# [DOCUMENT EXTRACT]
========================

From the point of view of geodata harmonisation benefits for Protected Areas, results are very promising and show the high relevance and benefits of the Scenario demonstrators in achieving HUMBOLDT objectives, solving specific harmonisation problems, and usefulness and relevance to INSPIRE and GMES communities. In conclusion, it can be said that HUMBOLDT Scenarios, and Protected Areas Scenario among them, provide the proof and the concepts useful for solving a subset of identified harmonisation problems by using the HUMBOLDT Framework to various communities of geodata users, in an easy and accessible way. Also, HUMBOLDT Framework and the Scenario demonstrators have established a foundation for solving other major geospatial data harmonisation problems that were tackled during the lifetime of the project and provides the flexibility of the architecture to adapt and re-use in the context of other harmonisational issues not yet covered during the HUMBOLDT project.
An application scenario example in practice: Protected Areas schema alignment
The Scenario is tested in three areas, one between Portugal and Spain, covering the Douro River Natural Park in Portugal and the Arribes del Duero Park in Spain, one covering Protected areas of Community of Castile and León, one of the 17 autonomous communities of Spain, and one in Italy, covering the Beigua Regional Park, in Liguria. An example of harmonisation using HUMBOLDT, and in particular on performing semiautomatic schema mapping and alignment with HUMBOLDT Alignment Editor (HALE) involves the use of the dataset for the Protected Areas in the second site listed above: the Community of Castile and León natural areas, in Spain.
One of the main objectives of the HUMBOLDT project is to provide tools to map and transform complex database and application schemas. In this sense, the work of the Protected Areas Scenario has been focused on harmonising Protected Areas data from various countries using the HUMBOLDT Alignment Editor.
The example which is being introduced makes use in particular of some components of the HUMBOLDT Framework, briefly described in previous sections:
• | The HUMBOLDT Alignment Editor (HALE), which helps us map and transform complex database and application schemas. | ||||
• | The Conceptual Schema Translation Service (CST), a Web Processing Service for transforming data from one application schema to another. |
In the HUMBOLDT Protected Areas Scenario, data from Portugal, Italy and Spain have been used. The Scenario conceptual data model is based on the relevant data covering the test sites, and the INSPIRE Protected Sites data model has been used as a reference. We have tried to make the model, features, and attributes as similar as possible to the INSPIRE model. This means that, when a HUMBOLDT Scenario schema attribute (or feature) shares the meaning with an INSPIRE attribute, we have changed our attribute to the same name as the one in INSPIRE model.
Once the target data schema/model is defined, HALE (briefly introduced in the previous section) helps in establishing the mapping rules for the classes and attributes of a source to a target conceptual schema.
The first step in using HALE for schema mapping, a very crucial harmonisation instance for geodata, is to load the schemas in the HALE Schema Explorer. We start with our source schema and we import into HALE as source schema the Protected areas dataset, which is in this case provided in vector format (shapefiles).

========================

# [DATA ENTRIES]
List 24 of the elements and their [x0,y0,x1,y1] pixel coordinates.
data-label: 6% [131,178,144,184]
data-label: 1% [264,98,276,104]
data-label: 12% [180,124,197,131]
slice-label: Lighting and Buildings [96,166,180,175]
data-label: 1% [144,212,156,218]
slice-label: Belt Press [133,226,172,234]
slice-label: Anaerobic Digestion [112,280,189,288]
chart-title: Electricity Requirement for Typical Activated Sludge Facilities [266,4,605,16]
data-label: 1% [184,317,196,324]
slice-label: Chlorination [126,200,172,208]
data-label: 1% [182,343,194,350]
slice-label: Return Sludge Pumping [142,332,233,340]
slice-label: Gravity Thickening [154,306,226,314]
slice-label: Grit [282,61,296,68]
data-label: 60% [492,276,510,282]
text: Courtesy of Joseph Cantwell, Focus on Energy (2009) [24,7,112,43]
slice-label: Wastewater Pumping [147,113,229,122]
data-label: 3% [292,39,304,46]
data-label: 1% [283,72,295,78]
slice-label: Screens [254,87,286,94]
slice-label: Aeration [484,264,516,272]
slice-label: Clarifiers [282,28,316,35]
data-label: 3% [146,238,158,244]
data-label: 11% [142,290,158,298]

========================

# [EXERCISE A]
Print the part of the Protected Areas harmonization text that begins at the words "Once the target" and stops after the words "target conceptual schema.", without changing anything.
# [EXERCISE B]
Gather every line of the listing that contains the string "Sludge" and copy each one unchanged.
The text and the listing were drawn from unrelated sources.

# [RESPONSE A]
Once the target data schema/model is defined, HALE (briefly introduced in the previous section) helps in establishing the mapping rules for the classes and attributes of a source to a target conceptual schema.

# [RESPONSE B]
chart-title: Electricity Requirement for Typical Activated Sludge Facilities [266,4,605,16]
slice-label: Return Sludge Pumping [142,332,233,340]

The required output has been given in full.